**INPUT DATA:**
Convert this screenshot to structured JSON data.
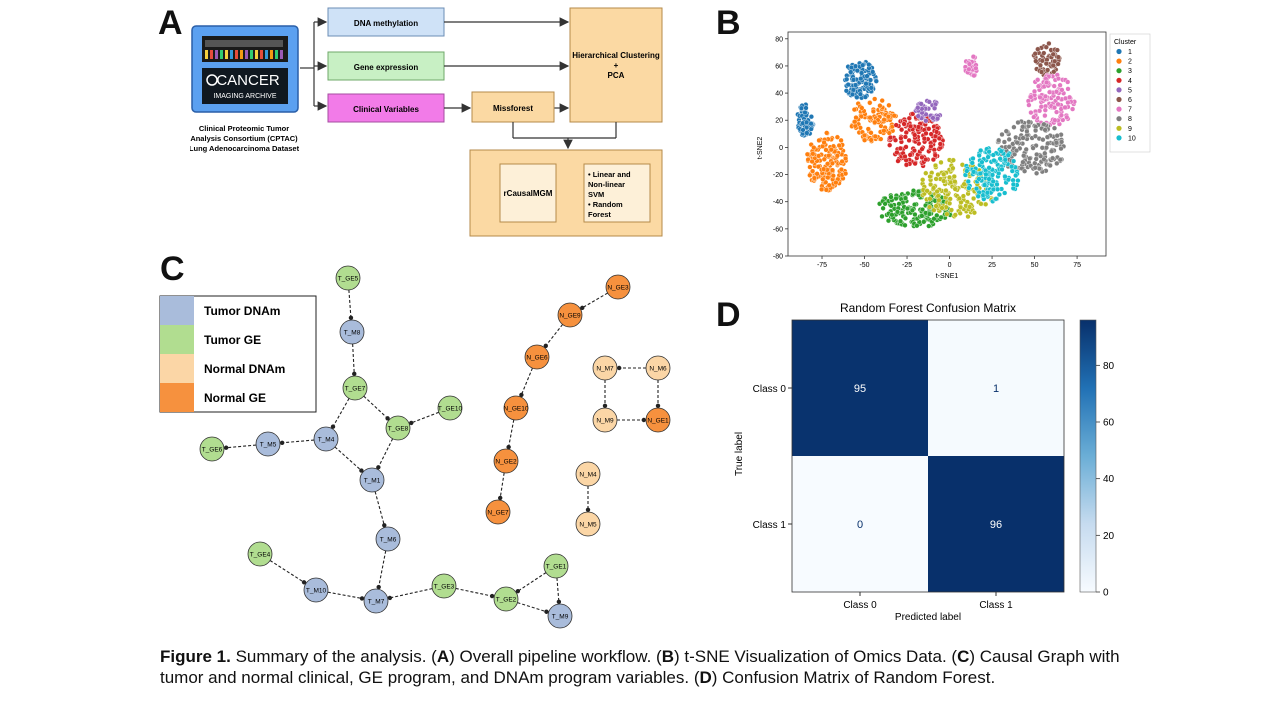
{
  "figure": {
    "panel_letters": [
      "A",
      "B",
      "C",
      "D"
    ],
    "caption": {
      "label": "Figure 1.",
      "parts": [
        {
          "t": " Summary of the analysis. (",
          "b": false
        },
        {
          "t": "A",
          "b": true
        },
        {
          "t": ") Overall pipeline workflow. (",
          "b": false
        },
        {
          "t": "B",
          "b": true
        },
        {
          "t": ") t-SNE Visualization of Omics Data. (",
          "b": false
        },
        {
          "t": "C",
          "b": true
        },
        {
          "t": ") Causal Graph with tumor and normal clinical, GE program, and DNAm program variables. (",
          "b": false
        },
        {
          "t": "D",
          "b": true
        },
        {
          "t": ") Confusion Matrix of Random Forest.",
          "b": false
        }
      ]
    }
  },
  "pipeline": {
    "logo_text_big": "CANCER",
    "logo_text_small": "IMAGING ARCHIVE",
    "dataset_label": [
      "Clinical Proteomic Tumor",
      "Analysis Consortium (CPTAC)",
      "Lung Adenocarcinoma Dataset"
    ],
    "inputs": [
      "DNA methylation",
      "Gene expression",
      "Clinical Variables"
    ],
    "clustering": [
      "Hierarchical Clustering",
      "+",
      "PCA"
    ],
    "missforest": "Missforest",
    "rcausal": "rCausalMGM",
    "models": [
      "• Linear  and",
      "  Non-linear",
      "  SVM",
      "• Random",
      "  Forest"
    ],
    "colors": {
      "dna": "#cfe2f7",
      "ge": "#c8f0c4",
      "clin": "#f27be8",
      "orange": "#fbd9a3",
      "logo": "#5ba0f0"
    }
  },
  "tsne": {
    "xlabel": "t-SNE1",
    "ylabel": "t-SNE2",
    "legend_title": "Cluster",
    "xticks": [
      -75,
      -50,
      -25,
      0,
      25,
      50,
      75
    ],
    "yticks": [
      80,
      60,
      40,
      20,
      0,
      -20,
      -40,
      -60,
      -80
    ],
    "xlim": [
      -95,
      92
    ],
    "ylim": [
      -80,
      85
    ],
    "clusters": [
      {
        "name": "1",
        "color": "#1f77b4"
      },
      {
        "name": "2",
        "color": "#ff7f0e"
      },
      {
        "name": "3",
        "color": "#2ca02c"
      },
      {
        "name": "4",
        "color": "#d62728"
      },
      {
        "name": "5",
        "color": "#9467bd"
      },
      {
        "name": "6",
        "color": "#8c564b"
      },
      {
        "name": "7",
        "color": "#e377c2"
      },
      {
        "name": "8",
        "color": "#7f7f7f"
      },
      {
        "name": "9",
        "color": "#bcbd22"
      },
      {
        "name": "10",
        "color": "#17becf"
      }
    ]
  },
  "causal_graph": {
    "legend": [
      {
        "label": "Tumor DNAm",
        "color": "#a9bcdb"
      },
      {
        "label": "Tumor GE",
        "color": "#b1dd90"
      },
      {
        "label": "Normal DNAm",
        "color": "#fbd6a6"
      },
      {
        "label": "Normal GE",
        "color": "#f6913e"
      }
    ],
    "nodes": [
      {
        "id": "T_GE5",
        "kind": 1
      },
      {
        "id": "T_M8",
        "kind": 0
      },
      {
        "id": "T_GE7",
        "kind": 1
      },
      {
        "id": "T_GE10",
        "kind": 1
      },
      {
        "id": "T_GE8",
        "kind": 1
      },
      {
        "id": "T_M4",
        "kind": 0
      },
      {
        "id": "T_GE6",
        "kind": 1
      },
      {
        "id": "T_M5",
        "kind": 0
      },
      {
        "id": "T_M1",
        "kind": 0
      },
      {
        "id": "T_M6",
        "kind": 0
      },
      {
        "id": "T_GE4",
        "kind": 1
      },
      {
        "id": "T_M10",
        "kind": 0
      },
      {
        "id": "T_M7",
        "kind": 0
      },
      {
        "id": "T_GE3",
        "kind": 1
      },
      {
        "id": "T_GE2",
        "kind": 1
      },
      {
        "id": "T_GE1",
        "kind": 1
      },
      {
        "id": "T_M9",
        "kind": 0
      },
      {
        "id": "N_GE3",
        "kind": 3
      },
      {
        "id": "N_GE9",
        "kind": 3
      },
      {
        "id": "N_GE6",
        "kind": 3
      },
      {
        "id": "N_GE10",
        "kind": 3
      },
      {
        "id": "N_GE2",
        "kind": 3
      },
      {
        "id": "N_GE7",
        "kind": 3
      },
      {
        "id": "N_M7",
        "kind": 2
      },
      {
        "id": "N_M6",
        "kind": 2
      },
      {
        "id": "N_M9",
        "kind": 2
      },
      {
        "id": "N_GE1",
        "kind": 3
      },
      {
        "id": "N_M4",
        "kind": 2
      },
      {
        "id": "N_M5",
        "kind": 2
      }
    ],
    "edges": [
      [
        "T_GE5",
        "T_M8"
      ],
      [
        "T_M8",
        "T_GE7"
      ],
      [
        "T_GE7",
        "T_M4"
      ],
      [
        "T_GE7",
        "T_GE8"
      ],
      [
        "T_GE10",
        "T_GE8"
      ],
      [
        "T_GE8",
        "T_M1"
      ],
      [
        "T_M4",
        "T_M5"
      ],
      [
        "T_M5",
        "T_GE6"
      ],
      [
        "T_M4",
        "T_M1"
      ],
      [
        "T_M1",
        "T_M6"
      ],
      [
        "T_M6",
        "T_M7"
      ],
      [
        "T_GE4",
        "T_M10"
      ],
      [
        "T_M10",
        "T_M7"
      ],
      [
        "T_GE3",
        "T_M7"
      ],
      [
        "T_GE3",
        "T_GE2"
      ],
      [
        "T_GE1",
        "T_GE2"
      ],
      [
        "T_GE1",
        "T_M9"
      ],
      [
        "T_GE2",
        "T_M9"
      ],
      [
        "N_GE3",
        "N_GE9"
      ],
      [
        "N_GE9",
        "N_GE6"
      ],
      [
        "N_GE6",
        "N_GE10"
      ],
      [
        "N_GE10",
        "N_GE2"
      ],
      [
        "N_GE2",
        "N_GE7"
      ],
      [
        "N_M6",
        "N_M7"
      ],
      [
        "N_M7",
        "N_M9"
      ],
      [
        "N_M6",
        "N_GE1"
      ],
      [
        "N_M9",
        "N_GE1"
      ],
      [
        "N_M4",
        "N_M5"
      ]
    ]
  },
  "chart_data": {
    "type": "heatmap",
    "title": "Random Forest Confusion Matrix",
    "xlabel": "Predicted label",
    "ylabel": "True label",
    "x_categories": [
      "Class 0",
      "Class 1"
    ],
    "y_categories": [
      "Class 0",
      "Class 1"
    ],
    "values": [
      [
        95,
        1
      ],
      [
        0,
        96
      ]
    ],
    "colorbar_ticks": [
      0,
      20,
      40,
      60,
      80
    ],
    "colorbar_range": [
      0,
      96
    ],
    "colormap": "Blues"
  }
}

**ACTIVITY:**
Show the lines of the listing above with "Random".

**ANSWER BELOW:**
          "t": ") Confusion Matrix of Random Forest.",
      "• Random",
    "title": "Random Forest Confusion Matrix",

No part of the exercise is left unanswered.